**EXERCISE GOAL:** Would you pull out every line of the material that contains the string "true"?
>> start DATA LISTING
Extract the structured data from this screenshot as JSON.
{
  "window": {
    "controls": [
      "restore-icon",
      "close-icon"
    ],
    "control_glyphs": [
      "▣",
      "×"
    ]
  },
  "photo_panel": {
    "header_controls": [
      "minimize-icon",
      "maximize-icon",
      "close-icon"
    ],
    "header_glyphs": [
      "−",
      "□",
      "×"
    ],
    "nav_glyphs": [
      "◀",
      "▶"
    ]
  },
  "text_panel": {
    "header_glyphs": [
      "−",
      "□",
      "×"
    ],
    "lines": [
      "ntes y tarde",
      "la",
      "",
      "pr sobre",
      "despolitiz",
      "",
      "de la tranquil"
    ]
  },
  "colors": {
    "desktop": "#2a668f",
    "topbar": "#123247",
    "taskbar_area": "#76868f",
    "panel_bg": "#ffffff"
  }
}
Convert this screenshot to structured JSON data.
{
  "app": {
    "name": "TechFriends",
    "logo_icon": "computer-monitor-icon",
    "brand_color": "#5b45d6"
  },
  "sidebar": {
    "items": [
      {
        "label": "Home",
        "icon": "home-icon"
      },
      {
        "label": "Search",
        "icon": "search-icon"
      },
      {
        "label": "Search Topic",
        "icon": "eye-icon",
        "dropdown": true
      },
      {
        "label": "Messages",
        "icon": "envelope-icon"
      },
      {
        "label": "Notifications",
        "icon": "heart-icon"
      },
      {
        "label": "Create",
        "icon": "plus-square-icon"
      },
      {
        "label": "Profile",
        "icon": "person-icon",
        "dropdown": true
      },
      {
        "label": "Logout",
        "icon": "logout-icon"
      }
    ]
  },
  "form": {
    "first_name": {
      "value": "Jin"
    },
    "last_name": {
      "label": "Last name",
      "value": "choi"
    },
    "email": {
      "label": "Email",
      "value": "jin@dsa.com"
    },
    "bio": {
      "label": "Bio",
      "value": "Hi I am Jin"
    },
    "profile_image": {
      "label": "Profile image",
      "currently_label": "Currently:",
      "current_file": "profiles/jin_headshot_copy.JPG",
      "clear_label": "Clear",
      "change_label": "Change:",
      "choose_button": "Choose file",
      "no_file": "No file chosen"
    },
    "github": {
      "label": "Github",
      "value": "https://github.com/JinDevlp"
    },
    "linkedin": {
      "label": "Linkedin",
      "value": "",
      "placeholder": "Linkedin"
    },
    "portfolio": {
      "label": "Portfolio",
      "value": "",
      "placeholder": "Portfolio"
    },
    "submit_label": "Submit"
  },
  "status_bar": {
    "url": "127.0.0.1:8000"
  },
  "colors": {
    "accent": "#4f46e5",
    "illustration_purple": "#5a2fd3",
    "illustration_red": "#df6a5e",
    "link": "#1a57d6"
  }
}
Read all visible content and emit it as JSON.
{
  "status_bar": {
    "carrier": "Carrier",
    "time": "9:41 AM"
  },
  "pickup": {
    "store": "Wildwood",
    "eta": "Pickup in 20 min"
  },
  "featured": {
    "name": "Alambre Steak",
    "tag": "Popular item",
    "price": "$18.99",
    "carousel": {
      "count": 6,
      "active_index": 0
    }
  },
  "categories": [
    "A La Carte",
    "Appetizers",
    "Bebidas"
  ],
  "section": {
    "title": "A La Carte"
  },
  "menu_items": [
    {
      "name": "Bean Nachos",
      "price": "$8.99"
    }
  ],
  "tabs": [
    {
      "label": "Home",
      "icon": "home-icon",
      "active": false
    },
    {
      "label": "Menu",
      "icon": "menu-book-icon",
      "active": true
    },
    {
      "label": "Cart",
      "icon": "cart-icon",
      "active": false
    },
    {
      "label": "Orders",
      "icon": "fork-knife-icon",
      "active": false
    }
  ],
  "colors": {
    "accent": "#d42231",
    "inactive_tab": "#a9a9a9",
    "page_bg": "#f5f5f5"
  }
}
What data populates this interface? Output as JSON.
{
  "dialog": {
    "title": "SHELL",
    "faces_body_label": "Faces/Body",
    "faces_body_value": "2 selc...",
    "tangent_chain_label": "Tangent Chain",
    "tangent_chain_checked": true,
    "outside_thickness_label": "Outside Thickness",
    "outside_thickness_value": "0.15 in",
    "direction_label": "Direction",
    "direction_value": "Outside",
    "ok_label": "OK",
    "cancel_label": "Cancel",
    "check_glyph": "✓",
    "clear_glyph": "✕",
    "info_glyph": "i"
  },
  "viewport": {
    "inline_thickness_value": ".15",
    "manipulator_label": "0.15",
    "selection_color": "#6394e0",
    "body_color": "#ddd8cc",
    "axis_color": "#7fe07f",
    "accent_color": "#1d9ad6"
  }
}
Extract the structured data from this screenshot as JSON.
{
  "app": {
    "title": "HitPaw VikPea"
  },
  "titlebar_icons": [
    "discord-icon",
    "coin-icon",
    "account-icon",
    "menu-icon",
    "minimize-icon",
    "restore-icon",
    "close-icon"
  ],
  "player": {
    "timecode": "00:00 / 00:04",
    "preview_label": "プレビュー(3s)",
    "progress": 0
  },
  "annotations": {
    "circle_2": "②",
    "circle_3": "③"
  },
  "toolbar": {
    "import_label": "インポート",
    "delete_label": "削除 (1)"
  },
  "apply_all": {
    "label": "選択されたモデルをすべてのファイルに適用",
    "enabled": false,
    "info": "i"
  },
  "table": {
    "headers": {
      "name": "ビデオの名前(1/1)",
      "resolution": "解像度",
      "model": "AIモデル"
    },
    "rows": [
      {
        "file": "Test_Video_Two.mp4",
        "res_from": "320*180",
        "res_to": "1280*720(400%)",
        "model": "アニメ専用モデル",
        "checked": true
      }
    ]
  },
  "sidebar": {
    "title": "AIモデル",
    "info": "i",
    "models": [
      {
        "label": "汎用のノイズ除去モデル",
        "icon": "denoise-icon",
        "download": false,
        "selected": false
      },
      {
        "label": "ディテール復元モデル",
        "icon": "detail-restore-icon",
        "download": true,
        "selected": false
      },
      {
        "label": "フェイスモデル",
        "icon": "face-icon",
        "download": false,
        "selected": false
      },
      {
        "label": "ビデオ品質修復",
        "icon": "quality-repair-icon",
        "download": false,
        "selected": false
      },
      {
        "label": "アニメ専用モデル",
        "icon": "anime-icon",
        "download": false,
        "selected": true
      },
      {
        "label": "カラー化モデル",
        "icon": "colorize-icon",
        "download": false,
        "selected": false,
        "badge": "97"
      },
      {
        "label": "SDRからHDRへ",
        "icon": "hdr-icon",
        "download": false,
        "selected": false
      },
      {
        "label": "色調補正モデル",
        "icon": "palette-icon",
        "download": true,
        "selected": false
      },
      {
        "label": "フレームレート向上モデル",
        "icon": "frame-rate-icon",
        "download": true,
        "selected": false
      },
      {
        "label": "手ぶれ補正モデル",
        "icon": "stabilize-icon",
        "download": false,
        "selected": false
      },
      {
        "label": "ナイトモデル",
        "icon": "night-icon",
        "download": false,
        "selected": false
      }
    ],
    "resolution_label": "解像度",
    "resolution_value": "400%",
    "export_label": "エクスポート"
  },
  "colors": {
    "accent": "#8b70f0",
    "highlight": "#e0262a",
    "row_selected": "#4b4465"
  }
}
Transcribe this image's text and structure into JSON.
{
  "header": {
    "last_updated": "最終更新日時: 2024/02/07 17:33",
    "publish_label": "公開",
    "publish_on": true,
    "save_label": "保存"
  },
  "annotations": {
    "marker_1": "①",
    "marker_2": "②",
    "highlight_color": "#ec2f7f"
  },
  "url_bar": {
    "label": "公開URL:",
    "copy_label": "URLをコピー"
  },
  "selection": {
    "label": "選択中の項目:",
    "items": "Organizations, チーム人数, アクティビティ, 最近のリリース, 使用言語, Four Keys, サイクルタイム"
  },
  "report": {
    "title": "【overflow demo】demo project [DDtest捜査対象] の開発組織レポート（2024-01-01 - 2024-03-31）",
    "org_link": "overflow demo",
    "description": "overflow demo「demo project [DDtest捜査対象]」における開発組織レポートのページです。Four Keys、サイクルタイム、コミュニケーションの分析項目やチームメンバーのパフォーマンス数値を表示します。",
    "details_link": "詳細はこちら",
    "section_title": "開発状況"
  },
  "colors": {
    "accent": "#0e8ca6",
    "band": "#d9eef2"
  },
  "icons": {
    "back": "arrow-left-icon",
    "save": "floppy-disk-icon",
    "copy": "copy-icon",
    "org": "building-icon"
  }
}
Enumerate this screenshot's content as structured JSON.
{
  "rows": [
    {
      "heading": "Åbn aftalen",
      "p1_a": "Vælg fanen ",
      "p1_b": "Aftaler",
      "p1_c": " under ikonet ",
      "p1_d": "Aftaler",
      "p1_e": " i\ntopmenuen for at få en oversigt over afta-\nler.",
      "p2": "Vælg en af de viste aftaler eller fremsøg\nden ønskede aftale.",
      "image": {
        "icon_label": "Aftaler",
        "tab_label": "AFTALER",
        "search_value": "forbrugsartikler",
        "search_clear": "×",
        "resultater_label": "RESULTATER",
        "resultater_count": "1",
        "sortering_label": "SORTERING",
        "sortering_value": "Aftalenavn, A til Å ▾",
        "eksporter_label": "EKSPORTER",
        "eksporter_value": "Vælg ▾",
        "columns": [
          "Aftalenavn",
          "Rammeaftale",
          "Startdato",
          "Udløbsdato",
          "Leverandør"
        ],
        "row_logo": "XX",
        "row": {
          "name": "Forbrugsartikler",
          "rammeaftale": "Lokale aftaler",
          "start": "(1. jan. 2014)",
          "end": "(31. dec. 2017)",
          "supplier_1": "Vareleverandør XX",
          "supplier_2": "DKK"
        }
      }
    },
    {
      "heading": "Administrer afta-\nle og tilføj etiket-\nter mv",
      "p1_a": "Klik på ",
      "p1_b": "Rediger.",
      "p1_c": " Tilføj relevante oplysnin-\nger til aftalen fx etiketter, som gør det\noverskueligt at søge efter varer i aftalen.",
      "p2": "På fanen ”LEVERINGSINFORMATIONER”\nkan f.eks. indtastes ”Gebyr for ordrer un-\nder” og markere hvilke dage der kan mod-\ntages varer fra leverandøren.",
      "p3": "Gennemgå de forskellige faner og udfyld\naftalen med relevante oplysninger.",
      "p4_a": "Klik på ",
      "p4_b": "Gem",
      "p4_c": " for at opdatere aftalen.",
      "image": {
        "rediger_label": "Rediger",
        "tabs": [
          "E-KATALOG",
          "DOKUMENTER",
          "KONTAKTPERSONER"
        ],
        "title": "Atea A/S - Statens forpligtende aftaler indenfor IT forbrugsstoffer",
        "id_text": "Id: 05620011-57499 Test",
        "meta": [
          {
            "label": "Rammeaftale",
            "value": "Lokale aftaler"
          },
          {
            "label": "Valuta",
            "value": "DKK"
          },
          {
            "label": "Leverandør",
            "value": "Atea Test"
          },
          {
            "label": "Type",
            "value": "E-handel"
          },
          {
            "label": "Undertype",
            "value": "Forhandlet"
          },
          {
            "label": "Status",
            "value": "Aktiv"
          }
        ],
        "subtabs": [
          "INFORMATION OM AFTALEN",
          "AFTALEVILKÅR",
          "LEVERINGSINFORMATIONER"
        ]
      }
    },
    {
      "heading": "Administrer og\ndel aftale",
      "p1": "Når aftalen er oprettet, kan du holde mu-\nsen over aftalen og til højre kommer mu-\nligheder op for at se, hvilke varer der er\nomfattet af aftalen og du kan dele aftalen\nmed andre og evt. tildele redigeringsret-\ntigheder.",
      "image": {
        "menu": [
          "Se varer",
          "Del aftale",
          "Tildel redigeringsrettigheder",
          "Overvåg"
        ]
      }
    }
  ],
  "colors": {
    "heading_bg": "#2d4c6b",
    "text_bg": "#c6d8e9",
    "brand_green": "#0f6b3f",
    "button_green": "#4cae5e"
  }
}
>> end DATA LISTING
**EXERCISE RESPONSE:**
        "dropdown": true
        "dropdown": true
      "active": true
    "tangent_chain_checked": true,
        "checked": true
        "download": true,
        "selected": true
        "download": true,
        "download": true,
    "publish_on": true,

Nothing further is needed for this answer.